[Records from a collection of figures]
****************************************
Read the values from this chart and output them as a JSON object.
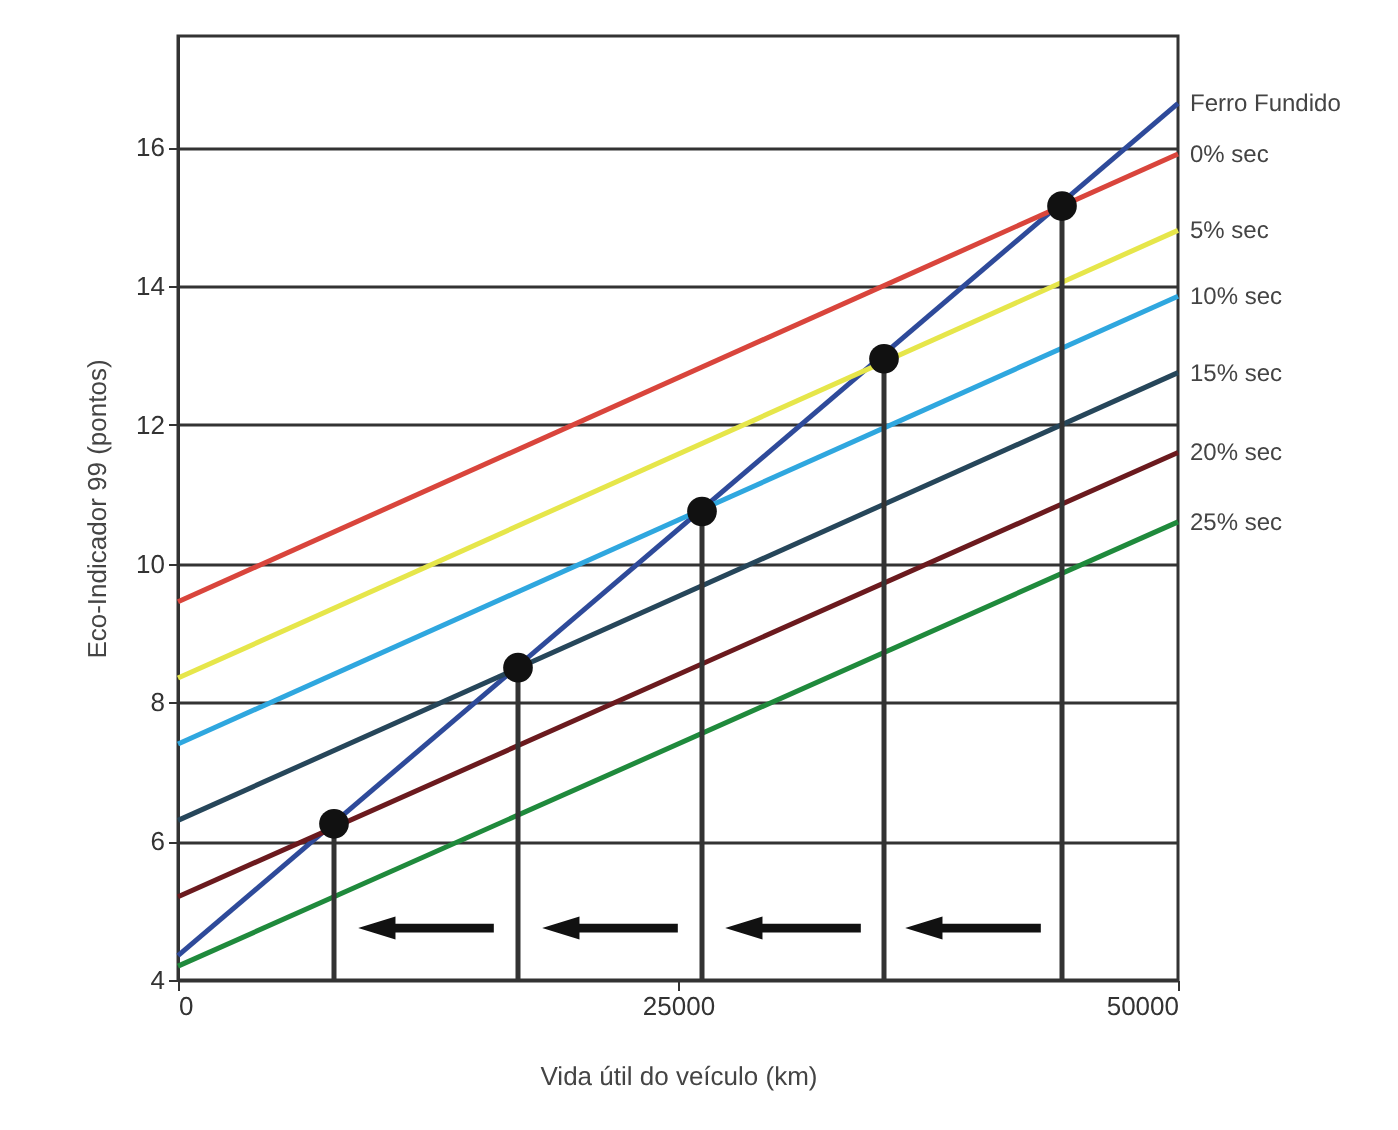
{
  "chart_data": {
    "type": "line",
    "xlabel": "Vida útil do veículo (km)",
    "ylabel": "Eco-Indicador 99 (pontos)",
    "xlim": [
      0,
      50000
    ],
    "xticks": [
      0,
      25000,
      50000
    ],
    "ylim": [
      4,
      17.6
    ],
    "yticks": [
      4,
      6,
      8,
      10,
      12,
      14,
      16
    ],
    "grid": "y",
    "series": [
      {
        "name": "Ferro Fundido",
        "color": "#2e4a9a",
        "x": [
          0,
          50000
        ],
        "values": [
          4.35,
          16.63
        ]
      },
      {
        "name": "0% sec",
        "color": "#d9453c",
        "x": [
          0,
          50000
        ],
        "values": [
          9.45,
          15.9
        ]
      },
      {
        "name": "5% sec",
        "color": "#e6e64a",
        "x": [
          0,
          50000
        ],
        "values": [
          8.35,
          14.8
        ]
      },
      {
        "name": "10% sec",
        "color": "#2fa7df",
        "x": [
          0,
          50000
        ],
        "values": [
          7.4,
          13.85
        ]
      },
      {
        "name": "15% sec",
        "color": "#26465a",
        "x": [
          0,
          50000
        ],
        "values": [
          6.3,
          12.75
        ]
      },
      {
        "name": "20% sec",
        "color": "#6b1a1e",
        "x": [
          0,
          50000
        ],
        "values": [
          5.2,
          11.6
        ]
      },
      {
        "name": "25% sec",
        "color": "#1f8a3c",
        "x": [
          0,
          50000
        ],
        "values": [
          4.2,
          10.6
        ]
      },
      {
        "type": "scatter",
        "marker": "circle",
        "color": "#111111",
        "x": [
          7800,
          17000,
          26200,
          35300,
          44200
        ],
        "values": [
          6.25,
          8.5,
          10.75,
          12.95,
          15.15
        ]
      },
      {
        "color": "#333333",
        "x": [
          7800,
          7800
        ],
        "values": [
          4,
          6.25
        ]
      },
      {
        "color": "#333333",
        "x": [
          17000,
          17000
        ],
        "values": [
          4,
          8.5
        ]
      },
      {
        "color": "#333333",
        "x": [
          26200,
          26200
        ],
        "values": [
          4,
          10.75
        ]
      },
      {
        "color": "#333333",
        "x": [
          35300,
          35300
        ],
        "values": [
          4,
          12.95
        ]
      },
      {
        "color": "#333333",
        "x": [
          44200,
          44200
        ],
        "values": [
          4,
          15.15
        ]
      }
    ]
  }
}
****************************************
### TASK OBJECTIVE
Quote every record above exactly, leaving out the pictures.

### COMPLETED EXERCISE
Read the values from this chart and output them as a JSON object.
{
  "chart_data": {
    "type": "line",
    "xlabel": "Vida útil do veículo (km)",
    "ylabel": "Eco-Indicador 99 (pontos)",
    "xlim": [
      0,
      50000
    ],
    "xticks": [
      0,
      25000,
      50000
    ],
    "ylim": [
      4,
      17.6
    ],
    "yticks": [
      4,
      6,
      8,
      10,
      12,
      14,
      16
    ],
    "grid": "y",
    "series": [
      {
        "name": "Ferro Fundido",
        "color": "#2e4a9a",
        "x": [
          0,
          50000
        ],
        "values": [
          4.35,
          16.63
        ]
      },
      {
        "name": "0% sec",
        "color": "#d9453c",
        "x": [
          0,
          50000
        ],
        "values": [
          9.45,
          15.9
        ]
      },
      {
        "name": "5% sec",
        "color": "#e6e64a",
        "x": [
          0,
          50000
        ],
        "values": [
          8.35,
          14.8
        ]
      },
      {
        "name": "10% sec",
        "color": "#2fa7df",
        "x": [
          0,
          50000
        ],
        "values": [
          7.4,
          13.85
        ]
      },
      {
        "name": "15% sec",
        "color": "#26465a",
        "x": [
          0,
          50000
        ],
        "values": [
          6.3,
          12.75
        ]
      },
      {
        "name": "20% sec",
        "color": "#6b1a1e",
        "x": [
          0,
          50000
        ],
        "values": [
          5.2,
          11.6
        ]
      },
      {
        "name": "25% sec",
        "color": "#1f8a3c",
        "x": [
          0,
          50000
        ],
        "values": [
          4.2,
          10.6
        ]
      },
      {
        "type": "scatter",
        "marker": "circle",
        "color": "#111111",
        "x": [
          7800,
          17000,
          26200,
          35300,
          44200
        ],
        "values": [
          6.25,
          8.5,
          10.75,
          12.95,
          15.15
        ]
      },
      {
        "color": "#333333",
        "x": [
          7800,
          7800
        ],
        "values": [
          4,
          6.25
        ]
      },
      {
        "color": "#333333",
        "x": [
          17000,
          17000
        ],
        "values": [
          4,
          8.5
        ]
      },
      {
        "color": "#333333",
        "x": [
          26200,
          26200
        ],
        "values": [
          4,
          10.75
        ]
      },
      {
        "color": "#333333",
        "x": [
          35300,
          35300
        ],
        "values": [
          4,
          12.95
        ]
      },
      {
        "color": "#333333",
        "x": [
          44200,
          44200
        ],
        "values": [
          4,
          15.15
        ]
      }
    ]
  }
}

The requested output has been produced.